- [What the exercise asks]: Emit the entire listing verbatim.

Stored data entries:
-.-.-

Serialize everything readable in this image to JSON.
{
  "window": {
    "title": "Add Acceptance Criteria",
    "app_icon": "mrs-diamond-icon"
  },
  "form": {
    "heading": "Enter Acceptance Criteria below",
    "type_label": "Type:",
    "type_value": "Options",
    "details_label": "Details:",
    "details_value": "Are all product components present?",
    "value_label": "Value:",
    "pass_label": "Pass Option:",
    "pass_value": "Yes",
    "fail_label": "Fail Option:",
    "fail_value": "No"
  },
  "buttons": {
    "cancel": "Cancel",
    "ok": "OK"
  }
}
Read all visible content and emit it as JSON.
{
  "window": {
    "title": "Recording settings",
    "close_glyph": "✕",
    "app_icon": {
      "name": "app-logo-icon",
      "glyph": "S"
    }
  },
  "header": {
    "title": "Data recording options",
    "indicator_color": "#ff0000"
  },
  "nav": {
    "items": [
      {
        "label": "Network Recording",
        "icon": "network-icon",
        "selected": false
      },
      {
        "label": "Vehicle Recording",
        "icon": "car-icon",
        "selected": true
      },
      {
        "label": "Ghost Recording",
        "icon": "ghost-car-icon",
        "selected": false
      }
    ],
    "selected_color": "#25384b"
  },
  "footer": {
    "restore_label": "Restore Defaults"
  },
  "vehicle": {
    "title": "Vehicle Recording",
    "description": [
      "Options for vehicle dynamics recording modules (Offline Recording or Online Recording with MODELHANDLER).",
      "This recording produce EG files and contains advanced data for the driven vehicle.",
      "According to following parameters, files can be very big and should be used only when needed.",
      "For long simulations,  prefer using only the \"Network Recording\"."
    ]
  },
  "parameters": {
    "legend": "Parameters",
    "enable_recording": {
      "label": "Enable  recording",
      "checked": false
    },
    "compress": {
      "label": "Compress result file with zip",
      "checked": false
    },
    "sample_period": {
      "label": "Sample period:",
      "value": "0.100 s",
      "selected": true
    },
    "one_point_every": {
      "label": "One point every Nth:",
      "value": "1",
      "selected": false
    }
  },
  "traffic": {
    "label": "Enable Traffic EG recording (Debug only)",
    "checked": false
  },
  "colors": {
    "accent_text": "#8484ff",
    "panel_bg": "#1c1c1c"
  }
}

-.-.-

- [Full answer]:
Serialize everything readable in this image to JSON.
{
  "window": {
    "title": "Add Acceptance Criteria",
    "app_icon": "mrs-diamond-icon"
  },
  "form": {
    "heading": "Enter Acceptance Criteria below",
    "type_label": "Type:",
    "type_value": "Options",
    "details_label": "Details:",
    "details_value": "Are all product components present?",
    "value_label": "Value:",
    "pass_label": "Pass Option:",
    "pass_value": "Yes",
    "fail_label": "Fail Option:",
    "fail_value": "No"
  },
  "buttons": {
    "cancel": "Cancel",
    "ok": "OK"
  }
}
Read all visible content and emit it as JSON.
{
  "window": {
    "title": "Recording settings",
    "close_glyph": "✕",
    "app_icon": {
      "name": "app-logo-icon",
      "glyph": "S"
    }
  },
  "header": {
    "title": "Data recording options",
    "indicator_color": "#ff0000"
  },
  "nav": {
    "items": [
      {
        "label": "Network Recording",
        "icon": "network-icon",
        "selected": false
      },
      {
        "label": "Vehicle Recording",
        "icon": "car-icon",
        "selected": true
      },
      {
        "label": "Ghost Recording",
        "icon": "ghost-car-icon",
        "selected": false
      }
    ],
    "selected_color": "#25384b"
  },
  "footer": {
    "restore_label": "Restore Defaults"
  },
  "vehicle": {
    "title": "Vehicle Recording",
    "description": [
      "Options for vehicle dynamics recording modules (Offline Recording or Online Recording with MODELHANDLER).",
      "This recording produce EG files and contains advanced data for the driven vehicle.",
      "According to following parameters, files can be very big and should be used only when needed.",
      "For long simulations,  prefer using only the \"Network Recording\"."
    ]
  },
  "parameters": {
    "legend": "Parameters",
    "enable_recording": {
      "label": "Enable  recording",
      "checked": false
    },
    "compress": {
      "label": "Compress result file with zip",
      "checked": false
    },
    "sample_period": {
      "label": "Sample period:",
      "value": "0.100 s",
      "selected": true
    },
    "one_point_every": {
      "label": "One point every Nth:",
      "value": "1",
      "selected": false
    }
  },
  "traffic": {
    "label": "Enable Traffic EG recording (Debug only)",
    "checked": false
  },
  "colors": {
    "accent_text": "#8484ff",
    "panel_bg": "#1c1c1c"
  }
}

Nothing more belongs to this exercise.